··· ENTRIES SHOWN ···
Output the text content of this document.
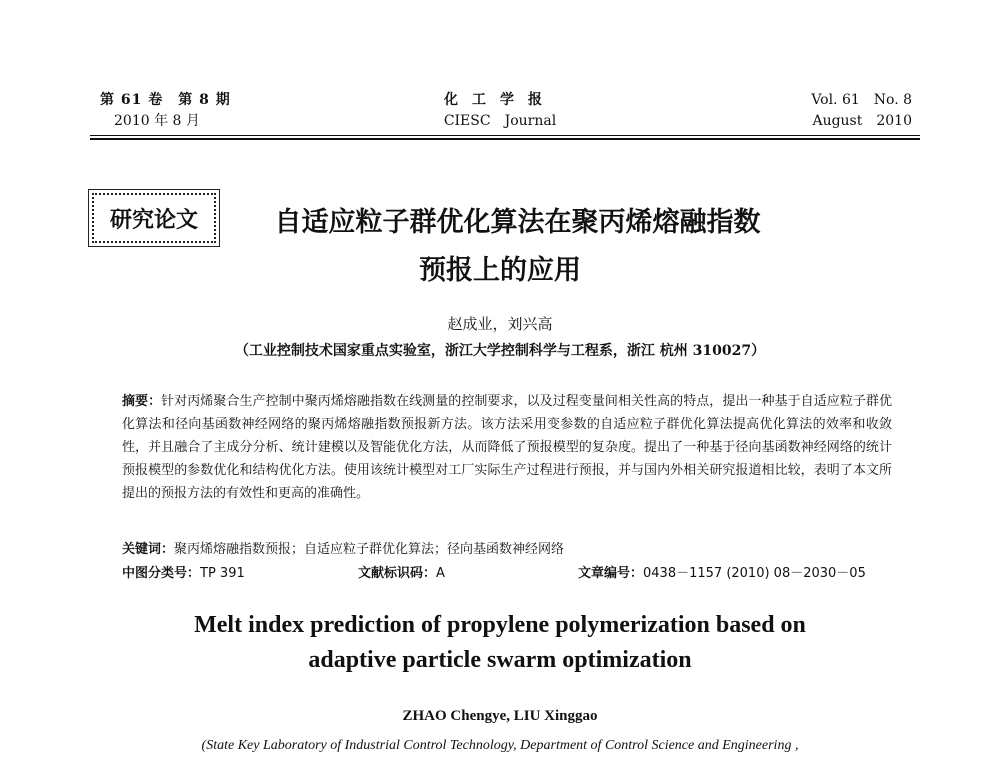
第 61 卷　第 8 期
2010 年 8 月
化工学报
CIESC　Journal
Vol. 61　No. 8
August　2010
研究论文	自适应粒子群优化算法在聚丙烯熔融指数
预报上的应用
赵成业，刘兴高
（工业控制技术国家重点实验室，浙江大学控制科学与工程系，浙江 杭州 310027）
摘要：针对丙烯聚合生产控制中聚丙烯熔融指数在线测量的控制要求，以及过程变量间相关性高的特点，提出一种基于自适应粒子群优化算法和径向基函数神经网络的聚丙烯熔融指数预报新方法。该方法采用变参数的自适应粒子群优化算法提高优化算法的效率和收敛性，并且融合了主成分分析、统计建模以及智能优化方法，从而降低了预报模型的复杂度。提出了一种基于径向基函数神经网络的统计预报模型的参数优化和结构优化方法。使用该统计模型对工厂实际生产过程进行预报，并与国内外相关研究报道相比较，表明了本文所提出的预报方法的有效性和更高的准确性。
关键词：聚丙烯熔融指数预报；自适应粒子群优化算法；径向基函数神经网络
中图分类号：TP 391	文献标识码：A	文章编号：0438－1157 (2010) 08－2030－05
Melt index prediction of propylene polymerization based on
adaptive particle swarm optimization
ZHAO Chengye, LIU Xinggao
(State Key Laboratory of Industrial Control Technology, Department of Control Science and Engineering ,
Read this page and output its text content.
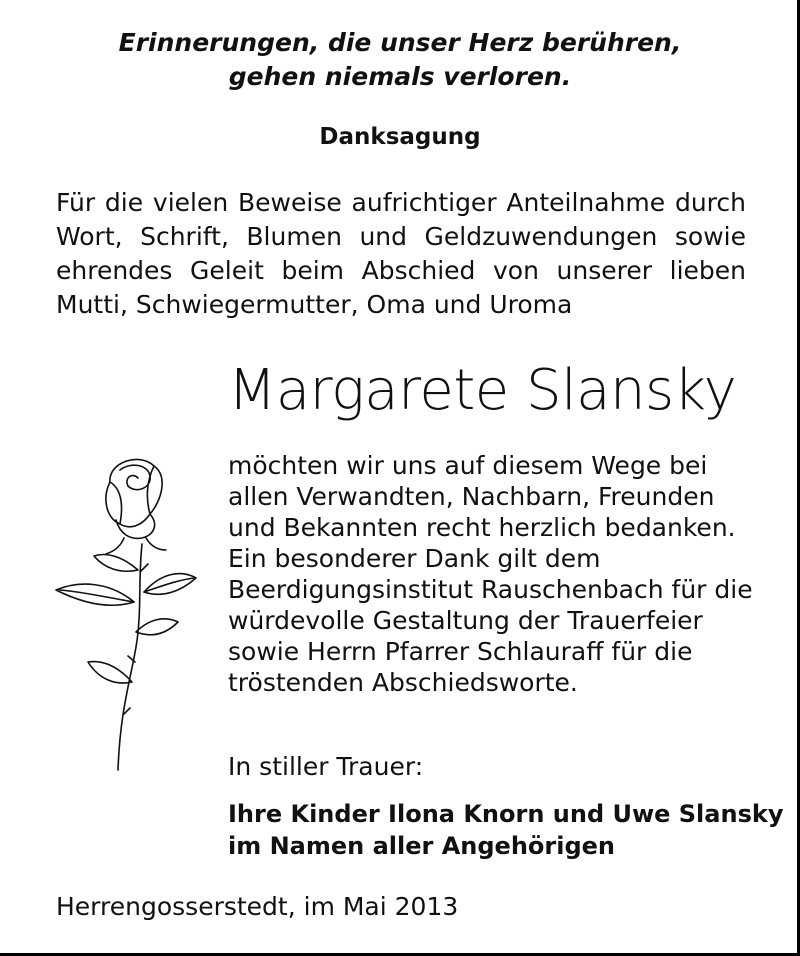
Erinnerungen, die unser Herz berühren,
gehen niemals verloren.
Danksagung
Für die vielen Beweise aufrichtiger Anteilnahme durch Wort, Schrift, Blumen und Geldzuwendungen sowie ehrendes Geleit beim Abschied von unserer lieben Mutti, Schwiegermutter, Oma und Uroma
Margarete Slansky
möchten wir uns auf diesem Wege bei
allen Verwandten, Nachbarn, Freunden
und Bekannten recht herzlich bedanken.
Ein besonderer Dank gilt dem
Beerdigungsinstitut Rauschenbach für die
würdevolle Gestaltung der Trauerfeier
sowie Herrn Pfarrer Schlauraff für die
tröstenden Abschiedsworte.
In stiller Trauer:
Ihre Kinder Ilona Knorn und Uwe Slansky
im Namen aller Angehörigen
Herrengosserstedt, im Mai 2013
···
WORK TO BE COMPLETED:
In the records above, find each line holding "this" and copy it.

THE OUTPUT:
Output the text content of this document.
Read this page and output its text content.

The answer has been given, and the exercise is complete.